---------- Data section
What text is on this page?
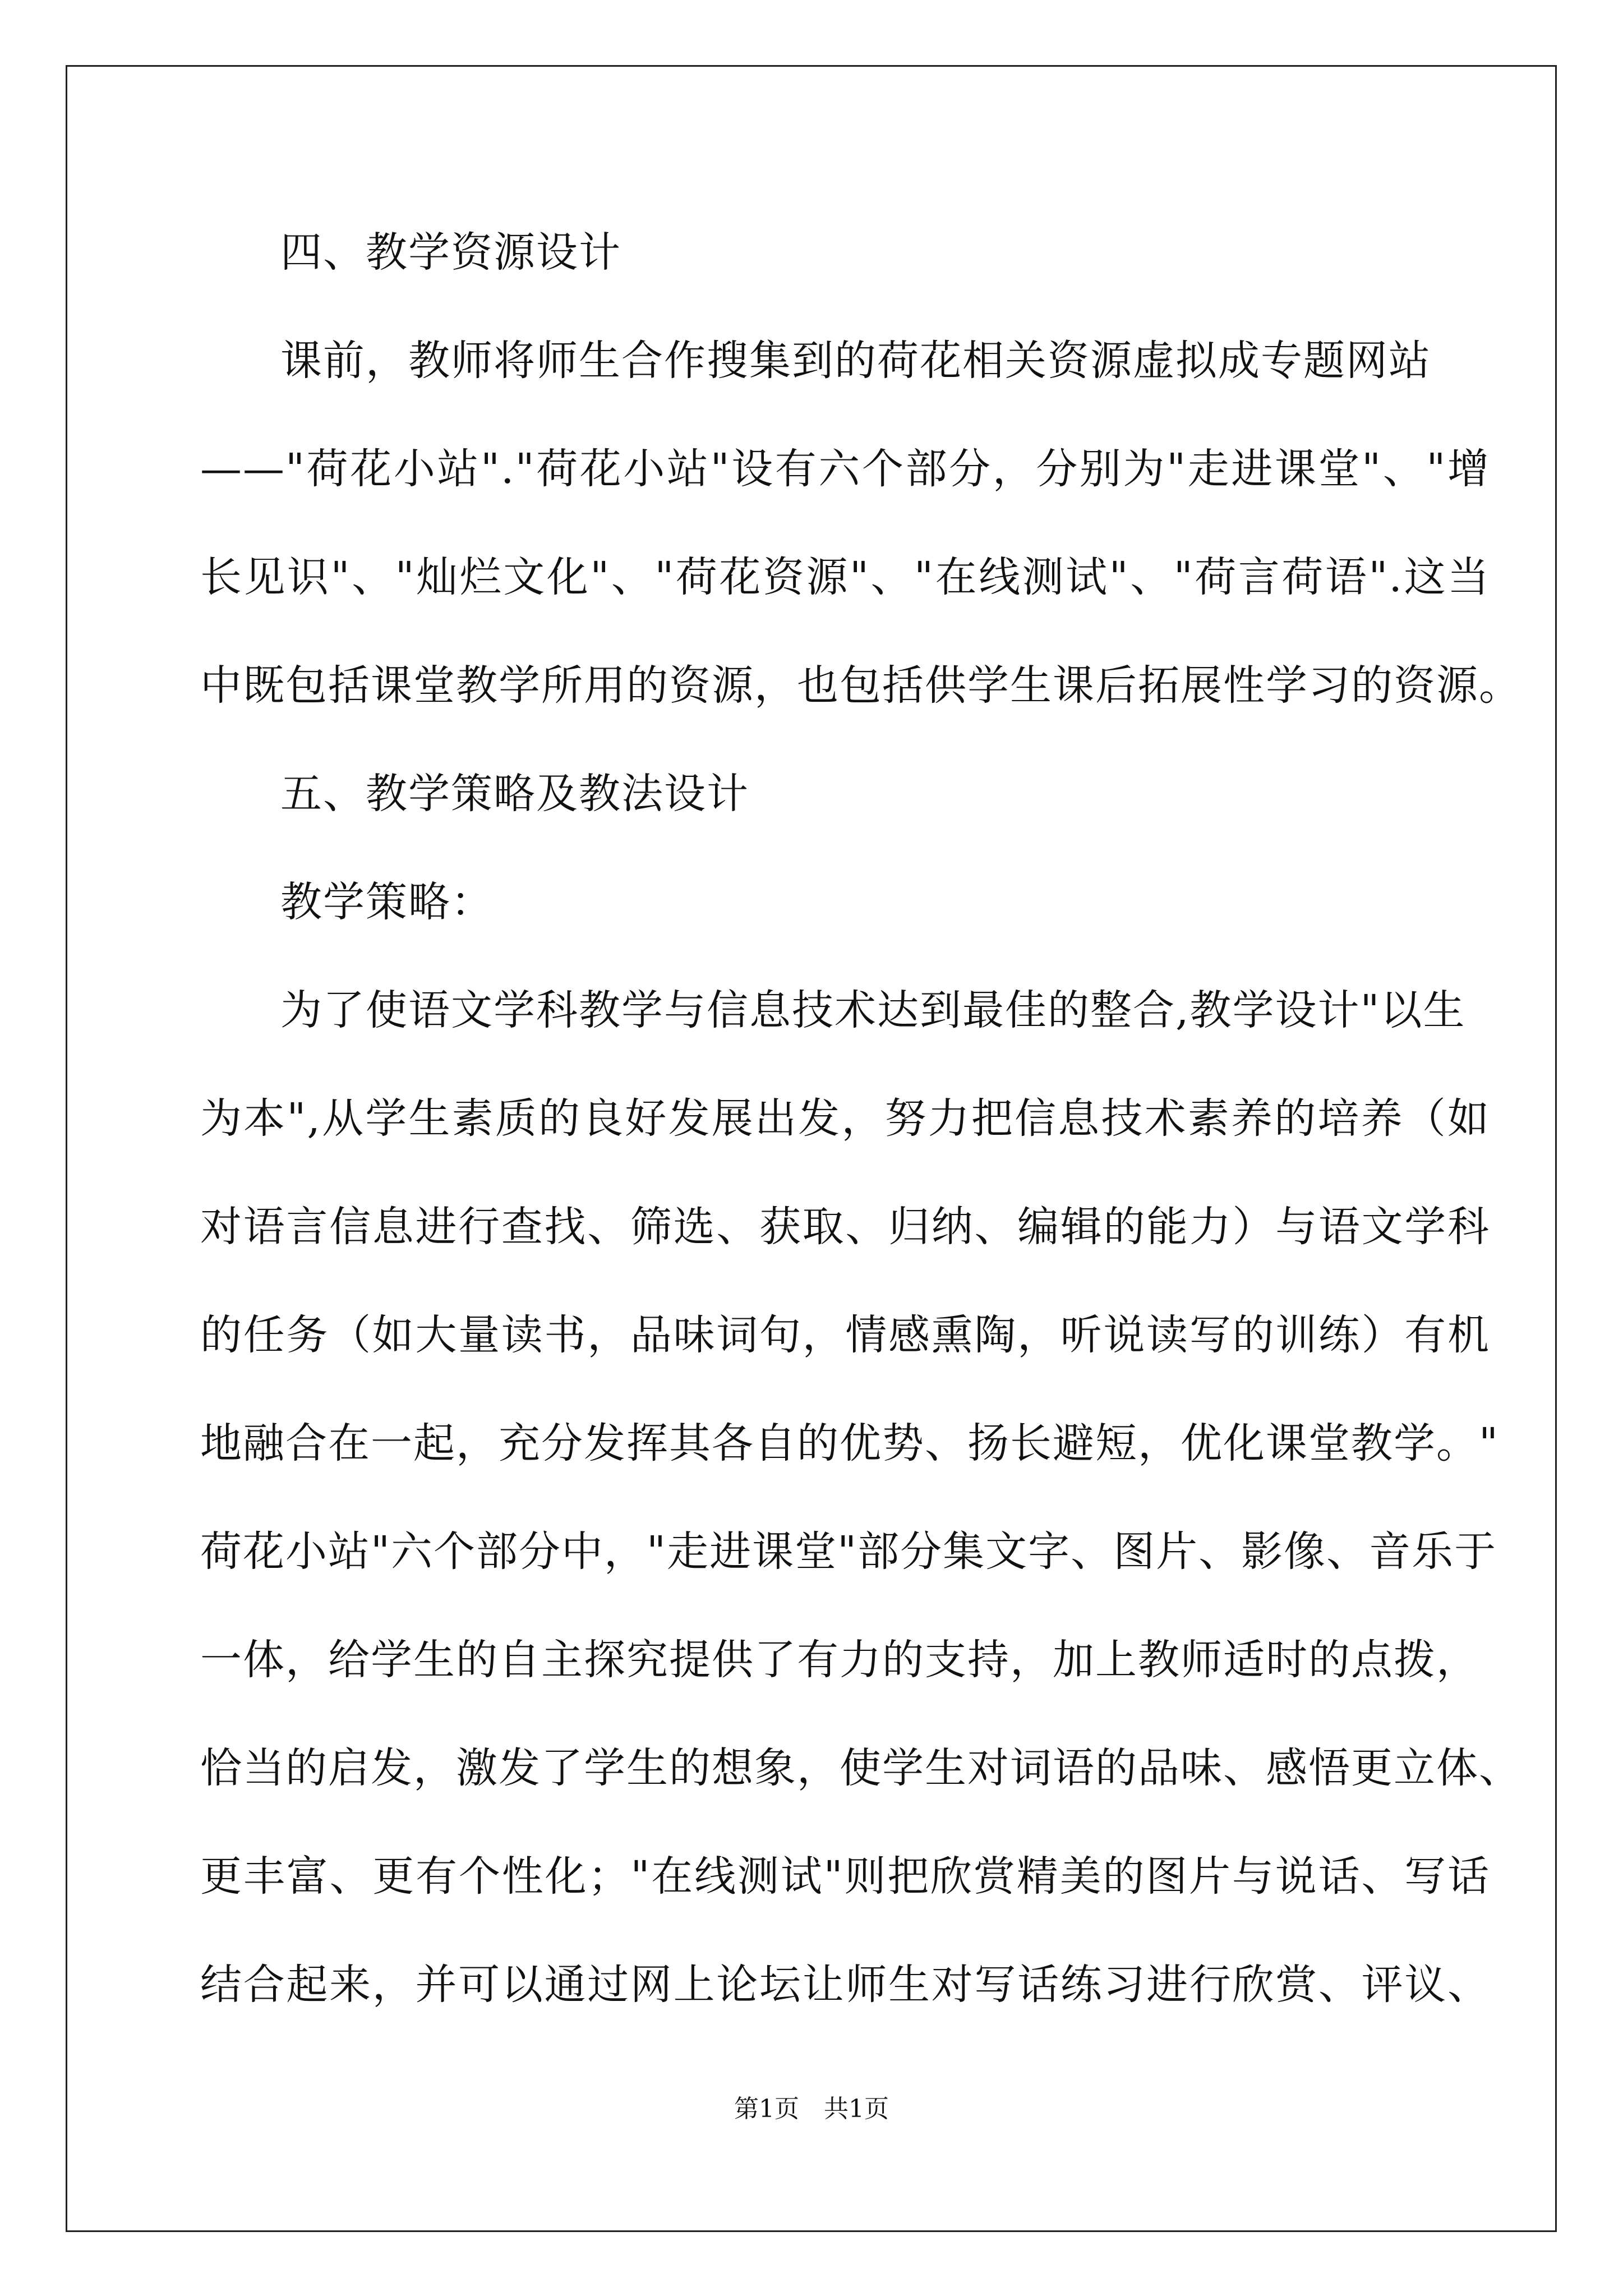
四、教学资源设计
课前，教师将师生合作搜集到的荷花相关资源虚拟成专题网站
——"荷花小站"."荷花小站"设有六个部分，分别为"走进课堂"、"增
长见识"、"灿烂文化"、"荷花资源"、"在线测试"、"荷言荷语".这当
中既包括课堂教学所用的资源，也包括供学生课后拓展性学习的资源。
五、教学策略及教法设计
教学策略：
为了使语文学科教学与信息技术达到最佳的整合,教学设计"以生
为本",从学生素质的良好发展出发，努力把信息技术素养的培养（如
对语言信息进行查找、筛选、获取、归纳、编辑的能力）与语文学科
的任务（如大量读书，品味词句，情感熏陶，听说读写的训练）有机
地融合在一起，充分发挥其各自的优势、扬长避短，优化课堂教学。"
荷花小站"六个部分中，"走进课堂"部分集文字、图片、影像、音乐于
一体，给学生的自主探究提供了有力的支持，加上教师适时的点拨，
恰当的启发，激发了学生的想象，使学生对词语的品味、感悟更立体、
更丰富、更有个性化；"在线测试"则把欣赏精美的图片与说话、写话
结合起来，并可以通过网上论坛让师生对写话练习进行欣赏、评议、
第1页　共1页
--------------------
Your job is to transcribe the entries above exactly; skip the pictures.

What text is on this page?
四、教学资源设计
课前，教师将师生合作搜集到的荷花相关资源虚拟成专题网站
——"荷花小站"."荷花小站"设有六个部分，分别为"走进课堂"、"增
长见识"、"灿烂文化"、"荷花资源"、"在线测试"、"荷言荷语".这当
中既包括课堂教学所用的资源，也包括供学生课后拓展性学习的资源。
五、教学策略及教法设计
教学策略：
为了使语文学科教学与信息技术达到最佳的整合,教学设计"以生
为本",从学生素质的良好发展出发，努力把信息技术素养的培养（如
对语言信息进行查找、筛选、获取、归纳、编辑的能力）与语文学科
的任务（如大量读书，品味词句，情感熏陶，听说读写的训练）有机
地融合在一起，充分发挥其各自的优势、扬长避短，优化课堂教学。"
荷花小站"六个部分中，"走进课堂"部分集文字、图片、影像、音乐于
一体，给学生的自主探究提供了有力的支持，加上教师适时的点拨，
恰当的启发，激发了学生的想象，使学生对词语的品味、感悟更立体、
更丰富、更有个性化；"在线测试"则把欣赏精美的图片与说话、写话
结合起来，并可以通过网上论坛让师生对写话练习进行欣赏、评议、
第1页　共1页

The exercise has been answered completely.